— BEGIN GIVEN INFORMATION —

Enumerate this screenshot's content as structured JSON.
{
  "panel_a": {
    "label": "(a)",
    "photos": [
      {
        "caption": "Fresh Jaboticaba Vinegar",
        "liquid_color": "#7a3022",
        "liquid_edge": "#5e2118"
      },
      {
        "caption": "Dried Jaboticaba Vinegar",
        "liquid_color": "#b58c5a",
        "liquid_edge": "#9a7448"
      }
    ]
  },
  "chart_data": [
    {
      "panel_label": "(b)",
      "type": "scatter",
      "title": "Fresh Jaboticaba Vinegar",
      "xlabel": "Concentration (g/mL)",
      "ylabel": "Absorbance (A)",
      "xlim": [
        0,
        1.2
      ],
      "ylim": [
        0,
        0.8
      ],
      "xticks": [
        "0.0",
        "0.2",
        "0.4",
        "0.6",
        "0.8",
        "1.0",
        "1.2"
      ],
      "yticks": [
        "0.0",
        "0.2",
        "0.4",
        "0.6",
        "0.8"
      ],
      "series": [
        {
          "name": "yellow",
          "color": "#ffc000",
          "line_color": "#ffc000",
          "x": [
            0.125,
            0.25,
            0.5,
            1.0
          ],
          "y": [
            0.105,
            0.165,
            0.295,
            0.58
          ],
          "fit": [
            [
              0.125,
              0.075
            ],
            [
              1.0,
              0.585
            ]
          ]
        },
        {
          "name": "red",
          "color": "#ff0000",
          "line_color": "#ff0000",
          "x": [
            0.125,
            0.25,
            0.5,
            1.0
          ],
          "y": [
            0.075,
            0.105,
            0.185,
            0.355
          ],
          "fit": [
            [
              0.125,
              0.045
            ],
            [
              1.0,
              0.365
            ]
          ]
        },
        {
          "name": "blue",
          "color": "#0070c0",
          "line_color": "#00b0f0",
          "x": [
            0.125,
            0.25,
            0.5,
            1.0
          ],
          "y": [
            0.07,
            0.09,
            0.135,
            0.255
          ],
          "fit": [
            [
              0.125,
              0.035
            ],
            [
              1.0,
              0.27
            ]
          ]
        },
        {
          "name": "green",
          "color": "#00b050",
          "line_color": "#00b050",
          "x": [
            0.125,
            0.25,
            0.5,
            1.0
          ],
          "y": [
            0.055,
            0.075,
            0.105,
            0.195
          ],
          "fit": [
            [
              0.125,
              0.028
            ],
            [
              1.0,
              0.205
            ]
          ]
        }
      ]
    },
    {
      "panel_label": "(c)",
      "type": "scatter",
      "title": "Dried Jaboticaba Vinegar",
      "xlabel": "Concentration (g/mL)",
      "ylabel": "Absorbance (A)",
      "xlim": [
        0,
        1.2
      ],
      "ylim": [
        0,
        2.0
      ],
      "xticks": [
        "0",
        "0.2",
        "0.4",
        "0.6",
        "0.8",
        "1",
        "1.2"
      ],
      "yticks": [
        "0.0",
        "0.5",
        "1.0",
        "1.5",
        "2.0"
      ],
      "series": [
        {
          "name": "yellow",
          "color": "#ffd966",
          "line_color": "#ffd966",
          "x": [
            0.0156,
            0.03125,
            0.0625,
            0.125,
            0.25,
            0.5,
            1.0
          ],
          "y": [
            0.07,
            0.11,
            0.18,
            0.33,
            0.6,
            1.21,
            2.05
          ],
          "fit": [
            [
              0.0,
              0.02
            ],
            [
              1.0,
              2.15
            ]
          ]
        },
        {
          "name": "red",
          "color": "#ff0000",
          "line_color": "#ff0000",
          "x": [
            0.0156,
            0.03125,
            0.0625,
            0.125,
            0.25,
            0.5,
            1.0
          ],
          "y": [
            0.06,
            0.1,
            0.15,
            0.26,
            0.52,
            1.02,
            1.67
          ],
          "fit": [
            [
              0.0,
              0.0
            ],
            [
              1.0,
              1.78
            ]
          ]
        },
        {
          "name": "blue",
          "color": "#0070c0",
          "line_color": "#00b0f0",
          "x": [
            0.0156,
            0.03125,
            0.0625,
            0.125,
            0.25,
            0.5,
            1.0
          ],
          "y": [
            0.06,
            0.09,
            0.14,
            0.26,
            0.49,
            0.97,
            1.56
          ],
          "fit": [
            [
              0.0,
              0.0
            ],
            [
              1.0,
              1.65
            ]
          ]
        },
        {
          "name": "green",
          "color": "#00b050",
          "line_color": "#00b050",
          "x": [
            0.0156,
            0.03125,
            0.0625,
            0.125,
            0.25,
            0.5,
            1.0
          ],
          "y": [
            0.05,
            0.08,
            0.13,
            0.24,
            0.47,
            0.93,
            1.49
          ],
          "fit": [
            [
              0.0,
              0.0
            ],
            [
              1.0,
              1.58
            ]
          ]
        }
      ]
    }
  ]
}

— END GIVEN INFORMATION —

• **WORK TO DO**:
Copy out each record exactly as given, omitting none.

• **FULL SOLUTION**:
Enumerate this screenshot's content as structured JSON.
{
  "panel_a": {
    "label": "(a)",
    "photos": [
      {
        "caption": "Fresh Jaboticaba Vinegar",
        "liquid_color": "#7a3022",
        "liquid_edge": "#5e2118"
      },
      {
        "caption": "Dried Jaboticaba Vinegar",
        "liquid_color": "#b58c5a",
        "liquid_edge": "#9a7448"
      }
    ]
  },
  "chart_data": [
    {
      "panel_label": "(b)",
      "type": "scatter",
      "title": "Fresh Jaboticaba Vinegar",
      "xlabel": "Concentration (g/mL)",
      "ylabel": "Absorbance (A)",
      "xlim": [
        0,
        1.2
      ],
      "ylim": [
        0,
        0.8
      ],
      "xticks": [
        "0.0",
        "0.2",
        "0.4",
        "0.6",
        "0.8",
        "1.0",
        "1.2"
      ],
      "yticks": [
        "0.0",
        "0.2",
        "0.4",
        "0.6",
        "0.8"
      ],
      "series": [
        {
          "name": "yellow",
          "color": "#ffc000",
          "line_color": "#ffc000",
          "x": [
            0.125,
            0.25,
            0.5,
            1.0
          ],
          "y": [
            0.105,
            0.165,
            0.295,
            0.58
          ],
          "fit": [
            [
              0.125,
              0.075
            ],
            [
              1.0,
              0.585
            ]
          ]
        },
        {
          "name": "red",
          "color": "#ff0000",
          "line_color": "#ff0000",
          "x": [
            0.125,
            0.25,
            0.5,
            1.0
          ],
          "y": [
            0.075,
            0.105,
            0.185,
            0.355
          ],
          "fit": [
            [
              0.125,
              0.045
            ],
            [
              1.0,
              0.365
            ]
          ]
        },
        {
          "name": "blue",
          "color": "#0070c0",
          "line_color": "#00b0f0",
          "x": [
            0.125,
            0.25,
            0.5,
            1.0
          ],
          "y": [
            0.07,
            0.09,
            0.135,
            0.255
          ],
          "fit": [
            [
              0.125,
              0.035
            ],
            [
              1.0,
              0.27
            ]
          ]
        },
        {
          "name": "green",
          "color": "#00b050",
          "line_color": "#00b050",
          "x": [
            0.125,
            0.25,
            0.5,
            1.0
          ],
          "y": [
            0.055,
            0.075,
            0.105,
            0.195
          ],
          "fit": [
            [
              0.125,
              0.028
            ],
            [
              1.0,
              0.205
            ]
          ]
        }
      ]
    },
    {
      "panel_label": "(c)",
      "type": "scatter",
      "title": "Dried Jaboticaba Vinegar",
      "xlabel": "Concentration (g/mL)",
      "ylabel": "Absorbance (A)",
      "xlim": [
        0,
        1.2
      ],
      "ylim": [
        0,
        2.0
      ],
      "xticks": [
        "0",
        "0.2",
        "0.4",
        "0.6",
        "0.8",
        "1",
        "1.2"
      ],
      "yticks": [
        "0.0",
        "0.5",
        "1.0",
        "1.5",
        "2.0"
      ],
      "series": [
        {
          "name": "yellow",
          "color": "#ffd966",
          "line_color": "#ffd966",
          "x": [
            0.0156,
            0.03125,
            0.0625,
            0.125,
            0.25,
            0.5,
            1.0
          ],
          "y": [
            0.07,
            0.11,
            0.18,
            0.33,
            0.6,
            1.21,
            2.05
          ],
          "fit": [
            [
              0.0,
              0.02
            ],
            [
              1.0,
              2.15
            ]
          ]
        },
        {
          "name": "red",
          "color": "#ff0000",
          "line_color": "#ff0000",
          "x": [
            0.0156,
            0.03125,
            0.0625,
            0.125,
            0.25,
            0.5,
            1.0
          ],
          "y": [
            0.06,
            0.1,
            0.15,
            0.26,
            0.52,
            1.02,
            1.67
          ],
          "fit": [
            [
              0.0,
              0.0
            ],
            [
              1.0,
              1.78
            ]
          ]
        },
        {
          "name": "blue",
          "color": "#0070c0",
          "line_color": "#00b0f0",
          "x": [
            0.0156,
            0.03125,
            0.0625,
            0.125,
            0.25,
            0.5,
            1.0
          ],
          "y": [
            0.06,
            0.09,
            0.14,
            0.26,
            0.49,
            0.97,
            1.56
          ],
          "fit": [
            [
              0.0,
              0.0
            ],
            [
              1.0,
              1.65
            ]
          ]
        },
        {
          "name": "green",
          "color": "#00b050",
          "line_color": "#00b050",
          "x": [
            0.0156,
            0.03125,
            0.0625,
            0.125,
            0.25,
            0.5,
            1.0
          ],
          "y": [
            0.05,
            0.08,
            0.13,
            0.24,
            0.47,
            0.93,
            1.49
          ],
          "fit": [
            [
              0.0,
              0.0
            ],
            [
              1.0,
              1.58
            ]
          ]
        }
      ]
    }
  ]
}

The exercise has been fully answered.